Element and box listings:

---+---

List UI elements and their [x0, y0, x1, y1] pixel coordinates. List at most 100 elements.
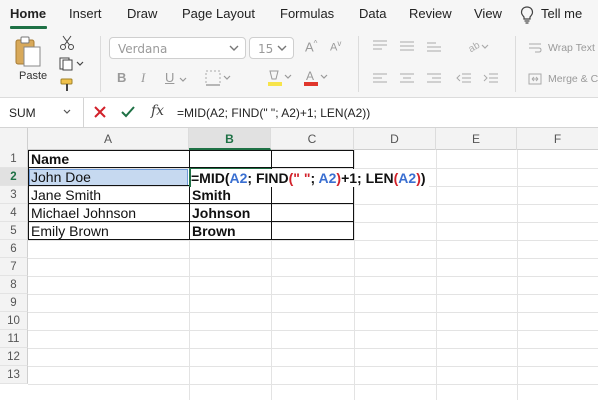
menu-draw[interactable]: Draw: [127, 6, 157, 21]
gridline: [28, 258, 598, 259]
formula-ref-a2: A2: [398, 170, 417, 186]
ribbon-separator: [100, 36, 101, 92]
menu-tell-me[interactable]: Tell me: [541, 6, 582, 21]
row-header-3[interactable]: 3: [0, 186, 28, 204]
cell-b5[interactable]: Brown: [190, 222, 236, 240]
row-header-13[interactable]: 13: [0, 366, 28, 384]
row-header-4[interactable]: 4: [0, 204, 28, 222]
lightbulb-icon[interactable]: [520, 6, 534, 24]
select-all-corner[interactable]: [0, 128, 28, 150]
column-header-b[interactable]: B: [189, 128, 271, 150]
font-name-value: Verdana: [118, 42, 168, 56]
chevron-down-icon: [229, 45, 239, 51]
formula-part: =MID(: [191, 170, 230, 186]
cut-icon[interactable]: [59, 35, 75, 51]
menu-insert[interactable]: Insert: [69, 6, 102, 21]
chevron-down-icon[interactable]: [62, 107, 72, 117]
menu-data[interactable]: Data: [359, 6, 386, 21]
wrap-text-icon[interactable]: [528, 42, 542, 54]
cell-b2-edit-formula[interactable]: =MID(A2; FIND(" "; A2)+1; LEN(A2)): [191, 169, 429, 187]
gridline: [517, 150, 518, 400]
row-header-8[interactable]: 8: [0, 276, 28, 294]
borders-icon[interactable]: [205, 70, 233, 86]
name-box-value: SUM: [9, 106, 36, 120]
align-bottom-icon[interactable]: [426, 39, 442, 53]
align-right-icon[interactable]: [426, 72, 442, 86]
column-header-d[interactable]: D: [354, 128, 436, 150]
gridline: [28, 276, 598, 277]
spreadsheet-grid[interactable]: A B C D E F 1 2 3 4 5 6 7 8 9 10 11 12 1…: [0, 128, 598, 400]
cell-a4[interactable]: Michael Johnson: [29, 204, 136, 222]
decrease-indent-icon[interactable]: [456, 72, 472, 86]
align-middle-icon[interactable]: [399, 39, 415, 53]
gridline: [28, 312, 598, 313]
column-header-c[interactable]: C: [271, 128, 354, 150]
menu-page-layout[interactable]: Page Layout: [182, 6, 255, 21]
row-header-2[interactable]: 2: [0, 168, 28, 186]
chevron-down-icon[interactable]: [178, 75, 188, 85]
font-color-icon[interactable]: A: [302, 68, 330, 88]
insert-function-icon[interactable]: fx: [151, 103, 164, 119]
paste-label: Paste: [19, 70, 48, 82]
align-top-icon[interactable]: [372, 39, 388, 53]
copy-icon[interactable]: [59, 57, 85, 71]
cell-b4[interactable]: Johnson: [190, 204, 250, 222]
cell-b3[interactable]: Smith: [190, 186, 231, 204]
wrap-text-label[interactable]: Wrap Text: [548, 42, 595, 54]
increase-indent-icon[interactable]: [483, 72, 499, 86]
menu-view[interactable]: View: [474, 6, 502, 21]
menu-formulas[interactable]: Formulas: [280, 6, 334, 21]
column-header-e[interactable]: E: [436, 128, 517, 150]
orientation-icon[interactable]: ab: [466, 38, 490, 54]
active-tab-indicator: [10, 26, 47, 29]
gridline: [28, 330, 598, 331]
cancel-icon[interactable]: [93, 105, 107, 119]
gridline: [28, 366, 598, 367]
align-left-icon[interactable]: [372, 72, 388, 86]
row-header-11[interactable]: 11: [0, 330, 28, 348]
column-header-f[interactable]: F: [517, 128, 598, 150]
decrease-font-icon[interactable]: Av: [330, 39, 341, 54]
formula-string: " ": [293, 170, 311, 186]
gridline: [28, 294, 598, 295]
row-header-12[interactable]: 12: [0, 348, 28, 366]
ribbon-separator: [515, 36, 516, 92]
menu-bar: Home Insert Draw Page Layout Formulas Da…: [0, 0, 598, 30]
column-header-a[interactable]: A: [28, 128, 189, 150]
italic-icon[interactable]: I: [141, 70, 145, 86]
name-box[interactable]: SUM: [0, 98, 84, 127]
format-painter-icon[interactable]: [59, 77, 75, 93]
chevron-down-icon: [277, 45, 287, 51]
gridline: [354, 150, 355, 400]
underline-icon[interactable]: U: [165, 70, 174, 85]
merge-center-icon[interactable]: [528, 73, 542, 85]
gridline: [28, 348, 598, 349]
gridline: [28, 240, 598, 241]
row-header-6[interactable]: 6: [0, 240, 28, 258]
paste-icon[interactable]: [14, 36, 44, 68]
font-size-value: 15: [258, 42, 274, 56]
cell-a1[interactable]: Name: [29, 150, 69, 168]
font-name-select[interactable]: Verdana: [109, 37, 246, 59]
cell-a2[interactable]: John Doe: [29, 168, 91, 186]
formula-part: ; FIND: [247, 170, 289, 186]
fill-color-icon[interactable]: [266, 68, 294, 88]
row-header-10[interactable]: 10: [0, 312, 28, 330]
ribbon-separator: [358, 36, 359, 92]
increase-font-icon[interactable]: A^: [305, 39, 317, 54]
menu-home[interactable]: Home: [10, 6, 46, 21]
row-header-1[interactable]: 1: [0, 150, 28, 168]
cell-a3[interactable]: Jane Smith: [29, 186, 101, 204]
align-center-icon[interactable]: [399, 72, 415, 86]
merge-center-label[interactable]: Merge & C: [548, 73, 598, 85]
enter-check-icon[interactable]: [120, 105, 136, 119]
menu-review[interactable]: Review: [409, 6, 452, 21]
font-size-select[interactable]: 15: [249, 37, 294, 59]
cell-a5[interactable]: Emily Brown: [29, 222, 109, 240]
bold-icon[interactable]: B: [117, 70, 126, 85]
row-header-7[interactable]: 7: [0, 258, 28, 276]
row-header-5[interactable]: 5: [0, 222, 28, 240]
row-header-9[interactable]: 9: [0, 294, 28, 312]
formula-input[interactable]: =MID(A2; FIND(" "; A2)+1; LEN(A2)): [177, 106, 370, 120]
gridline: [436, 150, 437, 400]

---+---

Rewrite the items above so that every "gridline" becomes "divider-line" and everything else stays the same. Leave out the pictures.

List UI elements and their [x0, y0, x1, y1] pixel coordinates. List at most 100 elements.
menu-draw[interactable]: Draw: [127, 6, 157, 21]
divider-line: [28, 258, 598, 259]
formula-ref-a2: A2: [398, 170, 417, 186]
ribbon-separator: [100, 36, 101, 92]
menu-tell-me[interactable]: Tell me: [541, 6, 582, 21]
row-header-3[interactable]: 3: [0, 186, 28, 204]
cell-b5[interactable]: Brown: [190, 222, 236, 240]
row-header-13[interactable]: 13: [0, 366, 28, 384]
row-header-4[interactable]: 4: [0, 204, 28, 222]
lightbulb-icon[interactable]: [520, 6, 534, 24]
select-all-corner[interactable]: [0, 128, 28, 150]
column-header-b[interactable]: B: [189, 128, 271, 150]
font-name-value: Verdana: [118, 42, 168, 56]
chevron-down-icon: [229, 45, 239, 51]
formula-part: =MID(: [191, 170, 230, 186]
cut-icon[interactable]: [59, 35, 75, 51]
menu-insert[interactable]: Insert: [69, 6, 102, 21]
chevron-down-icon[interactable]: [62, 107, 72, 117]
menu-data[interactable]: Data: [359, 6, 386, 21]
wrap-text-icon[interactable]: [528, 42, 542, 54]
cell-b2-edit-formula[interactable]: =MID(A2; FIND(" "; A2)+1; LEN(A2)): [191, 169, 429, 187]
divider-line: [517, 150, 518, 400]
row-header-8[interactable]: 8: [0, 276, 28, 294]
borders-icon[interactable]: [205, 70, 233, 86]
name-box-value: SUM: [9, 106, 36, 120]
align-bottom-icon[interactable]: [426, 39, 442, 53]
align-right-icon[interactable]: [426, 72, 442, 86]
column-header-d[interactable]: D: [354, 128, 436, 150]
divider-line: [28, 276, 598, 277]
spreadsheet-grid[interactable]: A B C D E F 1 2 3 4 5 6 7 8 9 10 11 12 1…: [0, 128, 598, 400]
cell-a4[interactable]: Michael Johnson: [29, 204, 136, 222]
decrease-indent-icon[interactable]: [456, 72, 472, 86]
align-middle-icon[interactable]: [399, 39, 415, 53]
divider-line: [28, 312, 598, 313]
column-header-c[interactable]: C: [271, 128, 354, 150]
menu-page-layout[interactable]: Page Layout: [182, 6, 255, 21]
row-header-2[interactable]: 2: [0, 168, 28, 186]
chevron-down-icon[interactable]: [178, 75, 188, 85]
font-color-icon[interactable]: A: [302, 68, 330, 88]
insert-function-icon[interactable]: fx: [151, 103, 164, 119]
paste-label: Paste: [19, 70, 48, 82]
align-top-icon[interactable]: [372, 39, 388, 53]
copy-icon[interactable]: [59, 57, 85, 71]
cell-b4[interactable]: Johnson: [190, 204, 250, 222]
cell-b3[interactable]: Smith: [190, 186, 231, 204]
wrap-text-label[interactable]: Wrap Text: [548, 42, 595, 54]
increase-indent-icon[interactable]: [483, 72, 499, 86]
menu-view[interactable]: View: [474, 6, 502, 21]
menu-formulas[interactable]: Formulas: [280, 6, 334, 21]
column-header-e[interactable]: E: [436, 128, 517, 150]
orientation-icon[interactable]: ab: [466, 38, 490, 54]
active-tab-indicator: [10, 26, 47, 29]
divider-line: [28, 330, 598, 331]
cancel-icon[interactable]: [93, 105, 107, 119]
divider-line: [28, 366, 598, 367]
align-left-icon[interactable]: [372, 72, 388, 86]
row-header-11[interactable]: 11: [0, 330, 28, 348]
column-header-f[interactable]: F: [517, 128, 598, 150]
decrease-font-icon[interactable]: Av: [330, 39, 341, 54]
formula-string: " ": [293, 170, 311, 186]
divider-line: [28, 294, 598, 295]
row-header-12[interactable]: 12: [0, 348, 28, 366]
ribbon-separator: [515, 36, 516, 92]
menu-bar: Home Insert Draw Page Layout Formulas Da…: [0, 0, 598, 30]
column-header-a[interactable]: A: [28, 128, 189, 150]
italic-icon[interactable]: I: [141, 70, 145, 86]
name-box[interactable]: SUM: [0, 98, 84, 127]
format-painter-icon[interactable]: [59, 77, 75, 93]
chevron-down-icon: [277, 45, 287, 51]
divider-line: [354, 150, 355, 400]
underline-icon[interactable]: U: [165, 70, 174, 85]
merge-center-icon[interactable]: [528, 73, 542, 85]
divider-line: [28, 348, 598, 349]
divider-line: [28, 240, 598, 241]
row-header-6[interactable]: 6: [0, 240, 28, 258]
paste-icon[interactable]: [14, 36, 44, 68]
font-size-value: 15: [258, 42, 274, 56]
cell-a1[interactable]: Name: [29, 150, 69, 168]
font-name-select[interactable]: Verdana: [109, 37, 246, 59]
cell-a2[interactable]: John Doe: [29, 168, 91, 186]
formula-part: ; FIND: [247, 170, 289, 186]
fill-color-icon[interactable]: [266, 68, 294, 88]
row-header-10[interactable]: 10: [0, 312, 28, 330]
ribbon-separator: [358, 36, 359, 92]
increase-font-icon[interactable]: A^: [305, 39, 317, 54]
menu-home[interactable]: Home: [10, 6, 46, 21]
row-header-1[interactable]: 1: [0, 150, 28, 168]
cell-a3[interactable]: Jane Smith: [29, 186, 101, 204]
align-center-icon[interactable]: [399, 72, 415, 86]
merge-center-label[interactable]: Merge & C: [548, 73, 598, 85]
enter-check-icon[interactable]: [120, 105, 136, 119]
menu-review[interactable]: Review: [409, 6, 452, 21]
font-size-select[interactable]: 15: [249, 37, 294, 59]
cell-a5[interactable]: Emily Brown: [29, 222, 109, 240]
bold-icon[interactable]: B: [117, 70, 126, 85]
row-header-7[interactable]: 7: [0, 258, 28, 276]
row-header-5[interactable]: 5: [0, 222, 28, 240]
row-header-9[interactable]: 9: [0, 294, 28, 312]
formula-input[interactable]: =MID(A2; FIND(" "; A2)+1; LEN(A2)): [177, 106, 370, 120]
divider-line: [436, 150, 437, 400]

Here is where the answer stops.